» **What you should do**:
Repeat every record below exactly, leaving out the pictures.

-- START OF Record list --

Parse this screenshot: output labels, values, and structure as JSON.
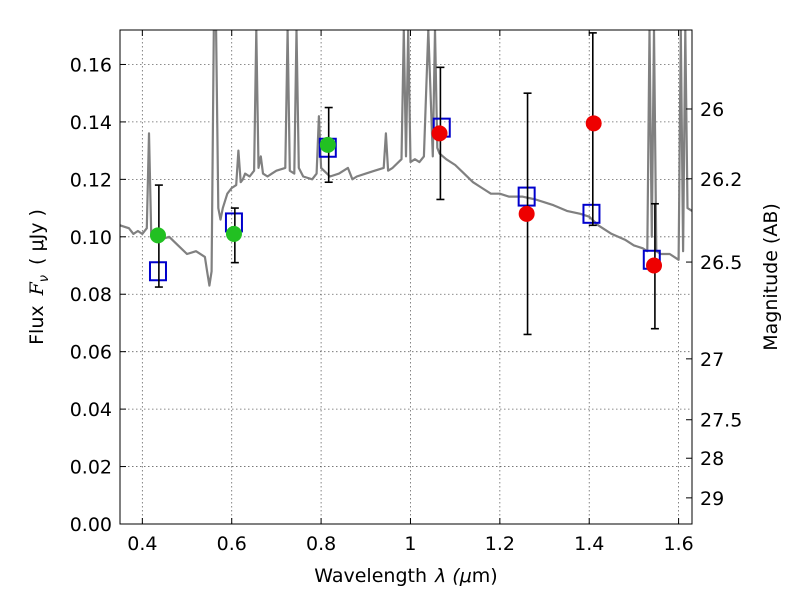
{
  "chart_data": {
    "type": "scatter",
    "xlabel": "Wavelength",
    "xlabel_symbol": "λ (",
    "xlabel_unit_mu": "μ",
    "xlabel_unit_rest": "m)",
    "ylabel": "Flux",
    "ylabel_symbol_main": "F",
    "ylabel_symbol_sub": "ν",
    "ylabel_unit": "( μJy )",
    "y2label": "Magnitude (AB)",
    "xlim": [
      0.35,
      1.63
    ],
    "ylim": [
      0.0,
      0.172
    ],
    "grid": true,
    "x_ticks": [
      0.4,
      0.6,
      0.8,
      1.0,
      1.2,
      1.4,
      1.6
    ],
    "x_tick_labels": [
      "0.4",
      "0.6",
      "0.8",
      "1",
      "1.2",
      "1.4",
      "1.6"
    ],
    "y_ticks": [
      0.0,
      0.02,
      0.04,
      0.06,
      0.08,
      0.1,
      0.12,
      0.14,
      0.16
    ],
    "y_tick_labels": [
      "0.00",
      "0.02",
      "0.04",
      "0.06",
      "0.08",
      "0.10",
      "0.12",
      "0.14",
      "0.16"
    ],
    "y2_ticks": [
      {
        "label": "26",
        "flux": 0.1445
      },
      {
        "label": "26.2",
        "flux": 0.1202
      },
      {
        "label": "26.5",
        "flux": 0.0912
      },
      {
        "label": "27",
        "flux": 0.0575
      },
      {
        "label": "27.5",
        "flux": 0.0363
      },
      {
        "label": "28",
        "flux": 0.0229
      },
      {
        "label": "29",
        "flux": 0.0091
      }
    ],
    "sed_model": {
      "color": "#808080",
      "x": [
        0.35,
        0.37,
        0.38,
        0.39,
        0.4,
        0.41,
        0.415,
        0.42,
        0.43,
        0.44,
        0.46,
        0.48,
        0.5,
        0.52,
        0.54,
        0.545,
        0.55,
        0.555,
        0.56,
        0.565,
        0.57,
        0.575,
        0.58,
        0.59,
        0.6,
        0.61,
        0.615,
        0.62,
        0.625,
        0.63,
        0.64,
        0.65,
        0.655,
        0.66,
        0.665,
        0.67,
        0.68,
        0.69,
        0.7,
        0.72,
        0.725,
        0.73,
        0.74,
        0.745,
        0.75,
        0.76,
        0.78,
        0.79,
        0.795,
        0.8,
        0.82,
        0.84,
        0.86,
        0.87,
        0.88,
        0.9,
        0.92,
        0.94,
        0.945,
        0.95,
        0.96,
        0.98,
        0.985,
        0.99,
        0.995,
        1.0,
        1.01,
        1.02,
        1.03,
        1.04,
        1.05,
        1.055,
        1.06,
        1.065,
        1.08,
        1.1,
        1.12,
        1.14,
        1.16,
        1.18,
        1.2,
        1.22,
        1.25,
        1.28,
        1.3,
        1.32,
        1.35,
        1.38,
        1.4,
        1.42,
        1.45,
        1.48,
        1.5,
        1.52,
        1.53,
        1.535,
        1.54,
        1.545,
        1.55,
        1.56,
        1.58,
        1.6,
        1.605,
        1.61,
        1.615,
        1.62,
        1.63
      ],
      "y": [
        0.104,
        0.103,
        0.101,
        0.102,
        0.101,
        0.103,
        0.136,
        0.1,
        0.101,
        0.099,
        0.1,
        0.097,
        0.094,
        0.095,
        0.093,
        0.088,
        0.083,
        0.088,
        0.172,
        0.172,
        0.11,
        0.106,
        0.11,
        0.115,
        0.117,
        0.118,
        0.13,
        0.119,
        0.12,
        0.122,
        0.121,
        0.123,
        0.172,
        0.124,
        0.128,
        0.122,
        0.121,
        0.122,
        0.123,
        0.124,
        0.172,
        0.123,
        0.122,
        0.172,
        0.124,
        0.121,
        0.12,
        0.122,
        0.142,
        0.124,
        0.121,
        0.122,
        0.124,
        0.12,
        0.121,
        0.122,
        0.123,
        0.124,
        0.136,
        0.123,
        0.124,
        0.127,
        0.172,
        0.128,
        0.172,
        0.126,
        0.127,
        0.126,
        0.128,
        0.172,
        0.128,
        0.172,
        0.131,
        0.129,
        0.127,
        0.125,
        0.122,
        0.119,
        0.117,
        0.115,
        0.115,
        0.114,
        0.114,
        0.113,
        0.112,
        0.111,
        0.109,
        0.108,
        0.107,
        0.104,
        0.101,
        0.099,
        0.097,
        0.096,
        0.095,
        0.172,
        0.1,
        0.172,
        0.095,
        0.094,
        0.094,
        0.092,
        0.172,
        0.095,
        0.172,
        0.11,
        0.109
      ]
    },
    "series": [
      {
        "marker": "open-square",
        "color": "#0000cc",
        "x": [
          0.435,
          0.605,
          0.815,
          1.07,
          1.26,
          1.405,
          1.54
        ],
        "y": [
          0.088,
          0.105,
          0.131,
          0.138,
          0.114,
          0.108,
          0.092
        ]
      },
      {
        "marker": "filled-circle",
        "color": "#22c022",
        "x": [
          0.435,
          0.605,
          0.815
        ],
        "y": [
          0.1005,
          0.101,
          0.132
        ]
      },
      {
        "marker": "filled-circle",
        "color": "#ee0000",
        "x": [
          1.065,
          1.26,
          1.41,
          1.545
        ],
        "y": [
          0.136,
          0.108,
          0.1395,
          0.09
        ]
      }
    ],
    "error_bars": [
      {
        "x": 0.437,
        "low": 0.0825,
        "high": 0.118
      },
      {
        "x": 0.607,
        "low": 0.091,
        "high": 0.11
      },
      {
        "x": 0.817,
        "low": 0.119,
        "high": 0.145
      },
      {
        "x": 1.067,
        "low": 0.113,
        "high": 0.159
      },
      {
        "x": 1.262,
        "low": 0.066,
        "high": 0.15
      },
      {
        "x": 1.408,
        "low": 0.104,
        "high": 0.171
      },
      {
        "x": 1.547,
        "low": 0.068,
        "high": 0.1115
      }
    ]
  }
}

-- END OF Record list --

» **Expected output**:
Parse this screenshot: output labels, values, and structure as JSON.
{
  "chart_data": {
    "type": "scatter",
    "xlabel": "Wavelength",
    "xlabel_symbol": "λ (",
    "xlabel_unit_mu": "μ",
    "xlabel_unit_rest": "m)",
    "ylabel": "Flux",
    "ylabel_symbol_main": "F",
    "ylabel_symbol_sub": "ν",
    "ylabel_unit": "( μJy )",
    "y2label": "Magnitude (AB)",
    "xlim": [
      0.35,
      1.63
    ],
    "ylim": [
      0.0,
      0.172
    ],
    "grid": true,
    "x_ticks": [
      0.4,
      0.6,
      0.8,
      1.0,
      1.2,
      1.4,
      1.6
    ],
    "x_tick_labels": [
      "0.4",
      "0.6",
      "0.8",
      "1",
      "1.2",
      "1.4",
      "1.6"
    ],
    "y_ticks": [
      0.0,
      0.02,
      0.04,
      0.06,
      0.08,
      0.1,
      0.12,
      0.14,
      0.16
    ],
    "y_tick_labels": [
      "0.00",
      "0.02",
      "0.04",
      "0.06",
      "0.08",
      "0.10",
      "0.12",
      "0.14",
      "0.16"
    ],
    "y2_ticks": [
      {
        "label": "26",
        "flux": 0.1445
      },
      {
        "label": "26.2",
        "flux": 0.1202
      },
      {
        "label": "26.5",
        "flux": 0.0912
      },
      {
        "label": "27",
        "flux": 0.0575
      },
      {
        "label": "27.5",
        "flux": 0.0363
      },
      {
        "label": "28",
        "flux": 0.0229
      },
      {
        "label": "29",
        "flux": 0.0091
      }
    ],
    "sed_model": {
      "color": "#808080",
      "x": [
        0.35,
        0.37,
        0.38,
        0.39,
        0.4,
        0.41,
        0.415,
        0.42,
        0.43,
        0.44,
        0.46,
        0.48,
        0.5,
        0.52,
        0.54,
        0.545,
        0.55,
        0.555,
        0.56,
        0.565,
        0.57,
        0.575,
        0.58,
        0.59,
        0.6,
        0.61,
        0.615,
        0.62,
        0.625,
        0.63,
        0.64,
        0.65,
        0.655,
        0.66,
        0.665,
        0.67,
        0.68,
        0.69,
        0.7,
        0.72,
        0.725,
        0.73,
        0.74,
        0.745,
        0.75,
        0.76,
        0.78,
        0.79,
        0.795,
        0.8,
        0.82,
        0.84,
        0.86,
        0.87,
        0.88,
        0.9,
        0.92,
        0.94,
        0.945,
        0.95,
        0.96,
        0.98,
        0.985,
        0.99,
        0.995,
        1.0,
        1.01,
        1.02,
        1.03,
        1.04,
        1.05,
        1.055,
        1.06,
        1.065,
        1.08,
        1.1,
        1.12,
        1.14,
        1.16,
        1.18,
        1.2,
        1.22,
        1.25,
        1.28,
        1.3,
        1.32,
        1.35,
        1.38,
        1.4,
        1.42,
        1.45,
        1.48,
        1.5,
        1.52,
        1.53,
        1.535,
        1.54,
        1.545,
        1.55,
        1.56,
        1.58,
        1.6,
        1.605,
        1.61,
        1.615,
        1.62,
        1.63
      ],
      "y": [
        0.104,
        0.103,
        0.101,
        0.102,
        0.101,
        0.103,
        0.136,
        0.1,
        0.101,
        0.099,
        0.1,
        0.097,
        0.094,
        0.095,
        0.093,
        0.088,
        0.083,
        0.088,
        0.172,
        0.172,
        0.11,
        0.106,
        0.11,
        0.115,
        0.117,
        0.118,
        0.13,
        0.119,
        0.12,
        0.122,
        0.121,
        0.123,
        0.172,
        0.124,
        0.128,
        0.122,
        0.121,
        0.122,
        0.123,
        0.124,
        0.172,
        0.123,
        0.122,
        0.172,
        0.124,
        0.121,
        0.12,
        0.122,
        0.142,
        0.124,
        0.121,
        0.122,
        0.124,
        0.12,
        0.121,
        0.122,
        0.123,
        0.124,
        0.136,
        0.123,
        0.124,
        0.127,
        0.172,
        0.128,
        0.172,
        0.126,
        0.127,
        0.126,
        0.128,
        0.172,
        0.128,
        0.172,
        0.131,
        0.129,
        0.127,
        0.125,
        0.122,
        0.119,
        0.117,
        0.115,
        0.115,
        0.114,
        0.114,
        0.113,
        0.112,
        0.111,
        0.109,
        0.108,
        0.107,
        0.104,
        0.101,
        0.099,
        0.097,
        0.096,
        0.095,
        0.172,
        0.1,
        0.172,
        0.095,
        0.094,
        0.094,
        0.092,
        0.172,
        0.095,
        0.172,
        0.11,
        0.109
      ]
    },
    "series": [
      {
        "marker": "open-square",
        "color": "#0000cc",
        "x": [
          0.435,
          0.605,
          0.815,
          1.07,
          1.26,
          1.405,
          1.54
        ],
        "y": [
          0.088,
          0.105,
          0.131,
          0.138,
          0.114,
          0.108,
          0.092
        ]
      },
      {
        "marker": "filled-circle",
        "color": "#22c022",
        "x": [
          0.435,
          0.605,
          0.815
        ],
        "y": [
          0.1005,
          0.101,
          0.132
        ]
      },
      {
        "marker": "filled-circle",
        "color": "#ee0000",
        "x": [
          1.065,
          1.26,
          1.41,
          1.545
        ],
        "y": [
          0.136,
          0.108,
          0.1395,
          0.09
        ]
      }
    ],
    "error_bars": [
      {
        "x": 0.437,
        "low": 0.0825,
        "high": 0.118
      },
      {
        "x": 0.607,
        "low": 0.091,
        "high": 0.11
      },
      {
        "x": 0.817,
        "low": 0.119,
        "high": 0.145
      },
      {
        "x": 1.067,
        "low": 0.113,
        "high": 0.159
      },
      {
        "x": 1.262,
        "low": 0.066,
        "high": 0.15
      },
      {
        "x": 1.408,
        "low": 0.104,
        "high": 0.171
      },
      {
        "x": 1.547,
        "low": 0.068,
        "high": 0.1115
      }
    ]
  }
}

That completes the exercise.